**DIRECTIVE:** Copy out all lines that carry the word "verified".

Saved data entries
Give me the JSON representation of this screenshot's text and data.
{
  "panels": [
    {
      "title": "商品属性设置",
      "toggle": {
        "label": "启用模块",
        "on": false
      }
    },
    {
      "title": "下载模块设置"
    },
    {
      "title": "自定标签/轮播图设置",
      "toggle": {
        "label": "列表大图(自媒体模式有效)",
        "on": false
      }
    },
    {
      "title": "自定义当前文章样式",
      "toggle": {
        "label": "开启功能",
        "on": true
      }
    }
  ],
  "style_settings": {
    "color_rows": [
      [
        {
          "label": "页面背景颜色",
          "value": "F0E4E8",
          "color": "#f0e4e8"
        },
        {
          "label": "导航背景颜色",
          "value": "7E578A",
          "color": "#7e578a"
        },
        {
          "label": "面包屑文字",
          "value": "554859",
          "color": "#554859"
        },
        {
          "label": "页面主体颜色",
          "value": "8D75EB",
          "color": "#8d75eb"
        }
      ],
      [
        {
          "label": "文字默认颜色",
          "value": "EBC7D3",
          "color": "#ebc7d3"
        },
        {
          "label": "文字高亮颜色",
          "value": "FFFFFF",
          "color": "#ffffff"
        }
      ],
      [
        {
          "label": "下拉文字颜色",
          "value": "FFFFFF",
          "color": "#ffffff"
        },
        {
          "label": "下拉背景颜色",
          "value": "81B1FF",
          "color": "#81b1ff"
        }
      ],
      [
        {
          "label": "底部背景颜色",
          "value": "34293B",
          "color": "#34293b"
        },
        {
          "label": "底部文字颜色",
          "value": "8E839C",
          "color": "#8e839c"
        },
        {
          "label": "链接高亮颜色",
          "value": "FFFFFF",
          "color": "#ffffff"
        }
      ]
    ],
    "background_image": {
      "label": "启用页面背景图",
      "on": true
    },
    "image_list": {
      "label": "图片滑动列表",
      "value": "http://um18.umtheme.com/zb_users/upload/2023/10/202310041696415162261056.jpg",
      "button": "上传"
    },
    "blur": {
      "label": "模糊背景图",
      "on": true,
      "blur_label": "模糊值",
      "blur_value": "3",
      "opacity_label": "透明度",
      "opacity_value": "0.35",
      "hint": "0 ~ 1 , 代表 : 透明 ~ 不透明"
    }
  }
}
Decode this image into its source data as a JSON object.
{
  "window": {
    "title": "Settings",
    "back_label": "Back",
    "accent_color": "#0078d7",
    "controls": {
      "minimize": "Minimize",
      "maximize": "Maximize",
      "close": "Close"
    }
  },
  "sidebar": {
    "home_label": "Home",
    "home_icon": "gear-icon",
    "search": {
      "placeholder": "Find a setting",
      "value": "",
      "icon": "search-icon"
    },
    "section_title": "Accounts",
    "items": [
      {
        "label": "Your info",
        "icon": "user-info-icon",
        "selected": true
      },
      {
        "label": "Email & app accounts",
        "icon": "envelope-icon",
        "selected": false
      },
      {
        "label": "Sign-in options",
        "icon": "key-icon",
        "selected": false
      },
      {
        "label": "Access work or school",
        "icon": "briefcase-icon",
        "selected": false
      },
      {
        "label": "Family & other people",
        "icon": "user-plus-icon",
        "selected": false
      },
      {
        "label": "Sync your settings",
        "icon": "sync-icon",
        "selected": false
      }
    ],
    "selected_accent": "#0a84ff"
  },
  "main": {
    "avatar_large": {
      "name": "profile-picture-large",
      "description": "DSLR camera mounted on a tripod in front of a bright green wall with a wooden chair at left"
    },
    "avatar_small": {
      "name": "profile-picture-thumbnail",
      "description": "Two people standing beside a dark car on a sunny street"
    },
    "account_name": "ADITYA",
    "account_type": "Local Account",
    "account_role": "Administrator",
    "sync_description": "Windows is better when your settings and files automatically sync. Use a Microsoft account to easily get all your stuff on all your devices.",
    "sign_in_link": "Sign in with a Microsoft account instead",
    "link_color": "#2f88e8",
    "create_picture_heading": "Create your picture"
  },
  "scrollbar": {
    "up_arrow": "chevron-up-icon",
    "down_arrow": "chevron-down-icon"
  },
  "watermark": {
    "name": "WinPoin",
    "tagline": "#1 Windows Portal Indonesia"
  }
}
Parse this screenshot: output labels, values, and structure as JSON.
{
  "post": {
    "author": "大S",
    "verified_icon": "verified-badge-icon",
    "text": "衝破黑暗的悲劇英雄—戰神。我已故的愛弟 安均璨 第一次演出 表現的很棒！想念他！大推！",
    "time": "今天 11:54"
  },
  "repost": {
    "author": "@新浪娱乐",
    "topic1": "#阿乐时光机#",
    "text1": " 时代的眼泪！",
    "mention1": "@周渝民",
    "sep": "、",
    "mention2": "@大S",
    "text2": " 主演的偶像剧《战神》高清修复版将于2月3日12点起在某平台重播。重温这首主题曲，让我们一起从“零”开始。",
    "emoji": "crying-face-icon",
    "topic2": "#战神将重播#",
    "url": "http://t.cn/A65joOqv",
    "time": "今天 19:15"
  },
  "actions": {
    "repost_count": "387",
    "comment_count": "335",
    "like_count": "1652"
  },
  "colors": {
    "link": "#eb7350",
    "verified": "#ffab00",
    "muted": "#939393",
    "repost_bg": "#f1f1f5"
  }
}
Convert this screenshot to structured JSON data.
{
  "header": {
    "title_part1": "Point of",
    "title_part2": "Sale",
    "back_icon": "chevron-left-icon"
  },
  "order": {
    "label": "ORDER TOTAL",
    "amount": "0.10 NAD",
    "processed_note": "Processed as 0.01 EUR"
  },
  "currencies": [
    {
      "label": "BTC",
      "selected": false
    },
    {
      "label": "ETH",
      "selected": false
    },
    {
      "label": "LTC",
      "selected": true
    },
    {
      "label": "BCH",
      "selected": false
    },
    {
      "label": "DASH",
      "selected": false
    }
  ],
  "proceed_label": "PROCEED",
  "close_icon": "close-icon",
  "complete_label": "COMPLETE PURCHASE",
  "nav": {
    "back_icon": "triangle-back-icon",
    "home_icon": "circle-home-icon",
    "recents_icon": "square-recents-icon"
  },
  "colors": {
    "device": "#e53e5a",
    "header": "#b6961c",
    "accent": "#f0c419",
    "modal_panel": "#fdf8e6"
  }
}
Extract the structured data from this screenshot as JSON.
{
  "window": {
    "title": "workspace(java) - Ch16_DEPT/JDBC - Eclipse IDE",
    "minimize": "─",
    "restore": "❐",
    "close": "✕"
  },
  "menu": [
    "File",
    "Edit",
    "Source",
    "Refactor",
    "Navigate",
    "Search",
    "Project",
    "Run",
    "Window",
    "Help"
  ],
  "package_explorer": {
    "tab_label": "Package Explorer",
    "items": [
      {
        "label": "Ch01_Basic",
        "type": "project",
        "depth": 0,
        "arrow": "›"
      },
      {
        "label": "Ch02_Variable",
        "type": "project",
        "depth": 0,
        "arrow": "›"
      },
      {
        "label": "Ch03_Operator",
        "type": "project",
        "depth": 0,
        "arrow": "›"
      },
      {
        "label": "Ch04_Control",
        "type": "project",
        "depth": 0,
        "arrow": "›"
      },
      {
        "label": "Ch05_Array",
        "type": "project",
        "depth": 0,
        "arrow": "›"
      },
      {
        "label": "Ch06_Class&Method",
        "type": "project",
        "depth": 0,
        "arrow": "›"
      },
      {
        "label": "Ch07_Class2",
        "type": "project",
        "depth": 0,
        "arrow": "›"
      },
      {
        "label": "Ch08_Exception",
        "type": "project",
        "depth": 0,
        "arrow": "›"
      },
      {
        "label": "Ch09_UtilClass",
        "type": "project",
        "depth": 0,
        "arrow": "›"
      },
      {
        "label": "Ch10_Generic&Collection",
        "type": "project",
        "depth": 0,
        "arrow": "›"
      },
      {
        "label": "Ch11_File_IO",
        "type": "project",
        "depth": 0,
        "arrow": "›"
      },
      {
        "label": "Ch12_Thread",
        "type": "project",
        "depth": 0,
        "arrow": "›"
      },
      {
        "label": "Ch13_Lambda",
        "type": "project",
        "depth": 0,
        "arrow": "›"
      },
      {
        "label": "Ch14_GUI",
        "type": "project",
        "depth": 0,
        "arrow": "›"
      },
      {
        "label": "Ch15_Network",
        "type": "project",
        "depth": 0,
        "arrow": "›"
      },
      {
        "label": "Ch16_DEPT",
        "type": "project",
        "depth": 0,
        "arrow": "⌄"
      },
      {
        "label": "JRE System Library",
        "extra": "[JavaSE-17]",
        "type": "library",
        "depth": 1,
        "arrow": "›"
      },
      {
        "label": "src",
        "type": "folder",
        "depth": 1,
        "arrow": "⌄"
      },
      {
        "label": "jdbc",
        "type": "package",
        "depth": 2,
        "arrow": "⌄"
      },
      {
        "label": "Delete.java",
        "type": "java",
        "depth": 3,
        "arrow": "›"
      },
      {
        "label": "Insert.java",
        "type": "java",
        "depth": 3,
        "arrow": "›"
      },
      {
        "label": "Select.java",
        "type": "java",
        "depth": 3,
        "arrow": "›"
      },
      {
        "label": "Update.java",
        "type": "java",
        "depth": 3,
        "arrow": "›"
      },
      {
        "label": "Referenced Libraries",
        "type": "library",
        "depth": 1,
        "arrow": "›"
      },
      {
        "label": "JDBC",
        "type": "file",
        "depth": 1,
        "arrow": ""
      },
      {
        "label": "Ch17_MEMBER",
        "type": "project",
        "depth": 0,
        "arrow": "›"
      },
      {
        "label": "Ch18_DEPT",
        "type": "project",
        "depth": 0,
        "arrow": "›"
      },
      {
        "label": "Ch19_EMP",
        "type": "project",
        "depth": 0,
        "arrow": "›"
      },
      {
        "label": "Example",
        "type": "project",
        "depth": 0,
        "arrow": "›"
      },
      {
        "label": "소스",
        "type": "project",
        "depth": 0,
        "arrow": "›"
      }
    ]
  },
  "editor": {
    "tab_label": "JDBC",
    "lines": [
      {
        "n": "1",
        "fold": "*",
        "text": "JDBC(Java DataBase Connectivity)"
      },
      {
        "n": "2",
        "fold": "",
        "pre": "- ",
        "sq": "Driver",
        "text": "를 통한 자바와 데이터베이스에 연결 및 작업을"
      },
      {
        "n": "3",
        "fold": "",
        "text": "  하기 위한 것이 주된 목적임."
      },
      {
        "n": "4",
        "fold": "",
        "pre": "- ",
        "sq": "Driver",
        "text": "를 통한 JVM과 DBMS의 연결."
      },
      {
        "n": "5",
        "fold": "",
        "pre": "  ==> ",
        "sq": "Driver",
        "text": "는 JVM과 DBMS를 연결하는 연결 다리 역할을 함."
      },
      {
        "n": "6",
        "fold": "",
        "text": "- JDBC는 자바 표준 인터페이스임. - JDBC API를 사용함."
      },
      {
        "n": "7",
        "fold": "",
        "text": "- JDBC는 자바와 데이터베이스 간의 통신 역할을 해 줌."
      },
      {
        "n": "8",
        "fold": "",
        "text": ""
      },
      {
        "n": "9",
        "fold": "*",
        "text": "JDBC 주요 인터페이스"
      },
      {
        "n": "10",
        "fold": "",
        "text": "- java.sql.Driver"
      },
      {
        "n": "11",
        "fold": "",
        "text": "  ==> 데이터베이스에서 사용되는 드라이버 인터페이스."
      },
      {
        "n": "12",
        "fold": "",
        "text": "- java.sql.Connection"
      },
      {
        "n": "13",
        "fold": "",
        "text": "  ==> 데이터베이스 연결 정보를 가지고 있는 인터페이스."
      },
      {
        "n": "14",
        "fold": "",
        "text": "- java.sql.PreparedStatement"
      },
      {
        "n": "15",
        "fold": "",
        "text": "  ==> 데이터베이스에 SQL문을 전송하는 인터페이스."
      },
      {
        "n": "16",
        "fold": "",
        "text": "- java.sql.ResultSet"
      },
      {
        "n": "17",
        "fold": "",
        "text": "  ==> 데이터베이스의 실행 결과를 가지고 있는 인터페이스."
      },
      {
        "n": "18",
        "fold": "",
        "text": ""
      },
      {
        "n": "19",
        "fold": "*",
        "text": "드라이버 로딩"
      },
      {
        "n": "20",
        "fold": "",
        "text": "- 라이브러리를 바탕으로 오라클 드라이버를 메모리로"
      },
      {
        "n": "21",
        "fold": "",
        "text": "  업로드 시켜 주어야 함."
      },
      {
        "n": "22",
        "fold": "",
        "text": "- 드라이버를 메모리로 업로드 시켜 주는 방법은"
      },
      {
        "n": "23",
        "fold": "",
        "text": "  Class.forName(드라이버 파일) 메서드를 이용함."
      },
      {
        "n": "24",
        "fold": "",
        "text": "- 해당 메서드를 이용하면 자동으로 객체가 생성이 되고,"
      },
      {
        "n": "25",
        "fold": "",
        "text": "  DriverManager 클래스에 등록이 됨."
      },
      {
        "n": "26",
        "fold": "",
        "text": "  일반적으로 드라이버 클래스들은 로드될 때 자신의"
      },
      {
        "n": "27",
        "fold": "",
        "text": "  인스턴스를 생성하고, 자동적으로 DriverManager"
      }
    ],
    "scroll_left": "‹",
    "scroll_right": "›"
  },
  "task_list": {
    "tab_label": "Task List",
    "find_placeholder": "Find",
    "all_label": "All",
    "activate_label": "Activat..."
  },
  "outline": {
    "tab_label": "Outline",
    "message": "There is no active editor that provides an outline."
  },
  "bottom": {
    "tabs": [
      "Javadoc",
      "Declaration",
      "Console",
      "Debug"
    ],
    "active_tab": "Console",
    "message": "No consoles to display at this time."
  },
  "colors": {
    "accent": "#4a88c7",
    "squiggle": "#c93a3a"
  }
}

**EXERCISE RESPONSE:**
    "verified_icon": "verified-badge-icon",
    "verified": "#ffab00",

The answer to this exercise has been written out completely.